(The task) Go through the entries below and write each one out exactly.

(Provided records)
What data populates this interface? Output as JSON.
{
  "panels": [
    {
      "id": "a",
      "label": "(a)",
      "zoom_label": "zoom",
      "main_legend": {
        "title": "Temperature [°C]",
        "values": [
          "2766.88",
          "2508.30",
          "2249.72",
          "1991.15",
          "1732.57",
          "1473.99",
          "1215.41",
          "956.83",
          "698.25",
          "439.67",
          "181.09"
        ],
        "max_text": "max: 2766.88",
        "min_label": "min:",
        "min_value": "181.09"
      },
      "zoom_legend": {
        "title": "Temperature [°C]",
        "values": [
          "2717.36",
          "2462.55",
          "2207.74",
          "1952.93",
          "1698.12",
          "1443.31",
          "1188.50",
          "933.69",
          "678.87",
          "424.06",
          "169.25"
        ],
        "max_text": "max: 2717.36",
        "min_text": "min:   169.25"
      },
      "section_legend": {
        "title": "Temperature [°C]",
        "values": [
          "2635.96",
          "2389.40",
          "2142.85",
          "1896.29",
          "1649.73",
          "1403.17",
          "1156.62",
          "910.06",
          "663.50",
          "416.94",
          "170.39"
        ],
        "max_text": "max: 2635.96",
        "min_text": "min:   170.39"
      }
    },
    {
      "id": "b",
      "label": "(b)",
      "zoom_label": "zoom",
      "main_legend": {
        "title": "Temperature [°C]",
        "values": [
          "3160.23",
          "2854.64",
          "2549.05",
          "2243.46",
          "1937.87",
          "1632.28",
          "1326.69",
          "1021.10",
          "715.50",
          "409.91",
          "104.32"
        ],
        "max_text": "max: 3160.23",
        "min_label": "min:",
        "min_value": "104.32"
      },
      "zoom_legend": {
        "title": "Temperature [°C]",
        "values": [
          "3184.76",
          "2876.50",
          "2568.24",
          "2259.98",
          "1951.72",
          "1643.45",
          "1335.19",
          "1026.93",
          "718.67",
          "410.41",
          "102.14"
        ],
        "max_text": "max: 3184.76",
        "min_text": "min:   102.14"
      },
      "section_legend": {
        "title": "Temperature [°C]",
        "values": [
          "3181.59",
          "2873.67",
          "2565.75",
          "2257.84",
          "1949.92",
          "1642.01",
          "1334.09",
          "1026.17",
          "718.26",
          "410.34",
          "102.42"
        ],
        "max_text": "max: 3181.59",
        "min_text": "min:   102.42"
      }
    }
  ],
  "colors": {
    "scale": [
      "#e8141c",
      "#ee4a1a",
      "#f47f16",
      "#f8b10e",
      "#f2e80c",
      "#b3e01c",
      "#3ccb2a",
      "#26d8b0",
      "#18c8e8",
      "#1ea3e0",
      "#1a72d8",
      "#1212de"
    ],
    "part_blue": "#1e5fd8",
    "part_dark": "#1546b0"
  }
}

(Exercise answer)
What data populates this interface? Output as JSON.
{
  "panels": [
    {
      "id": "a",
      "label": "(a)",
      "zoom_label": "zoom",
      "main_legend": {
        "title": "Temperature [°C]",
        "values": [
          "2766.88",
          "2508.30",
          "2249.72",
          "1991.15",
          "1732.57",
          "1473.99",
          "1215.41",
          "956.83",
          "698.25",
          "439.67",
          "181.09"
        ],
        "max_text": "max: 2766.88",
        "min_label": "min:",
        "min_value": "181.09"
      },
      "zoom_legend": {
        "title": "Temperature [°C]",
        "values": [
          "2717.36",
          "2462.55",
          "2207.74",
          "1952.93",
          "1698.12",
          "1443.31",
          "1188.50",
          "933.69",
          "678.87",
          "424.06",
          "169.25"
        ],
        "max_text": "max: 2717.36",
        "min_text": "min:   169.25"
      },
      "section_legend": {
        "title": "Temperature [°C]",
        "values": [
          "2635.96",
          "2389.40",
          "2142.85",
          "1896.29",
          "1649.73",
          "1403.17",
          "1156.62",
          "910.06",
          "663.50",
          "416.94",
          "170.39"
        ],
        "max_text": "max: 2635.96",
        "min_text": "min:   170.39"
      }
    },
    {
      "id": "b",
      "label": "(b)",
      "zoom_label": "zoom",
      "main_legend": {
        "title": "Temperature [°C]",
        "values": [
          "3160.23",
          "2854.64",
          "2549.05",
          "2243.46",
          "1937.87",
          "1632.28",
          "1326.69",
          "1021.10",
          "715.50",
          "409.91",
          "104.32"
        ],
        "max_text": "max: 3160.23",
        "min_label": "min:",
        "min_value": "104.32"
      },
      "zoom_legend": {
        "title": "Temperature [°C]",
        "values": [
          "3184.76",
          "2876.50",
          "2568.24",
          "2259.98",
          "1951.72",
          "1643.45",
          "1335.19",
          "1026.93",
          "718.67",
          "410.41",
          "102.14"
        ],
        "max_text": "max: 3184.76",
        "min_text": "min:   102.14"
      },
      "section_legend": {
        "title": "Temperature [°C]",
        "values": [
          "3181.59",
          "2873.67",
          "2565.75",
          "2257.84",
          "1949.92",
          "1642.01",
          "1334.09",
          "1026.17",
          "718.26",
          "410.34",
          "102.42"
        ],
        "max_text": "max: 3181.59",
        "min_text": "min:   102.42"
      }
    }
  ],
  "colors": {
    "scale": [
      "#e8141c",
      "#ee4a1a",
      "#f47f16",
      "#f8b10e",
      "#f2e80c",
      "#b3e01c",
      "#3ccb2a",
      "#26d8b0",
      "#18c8e8",
      "#1ea3e0",
      "#1a72d8",
      "#1212de"
    ],
    "part_blue": "#1e5fd8",
    "part_dark": "#1546b0"
  }
}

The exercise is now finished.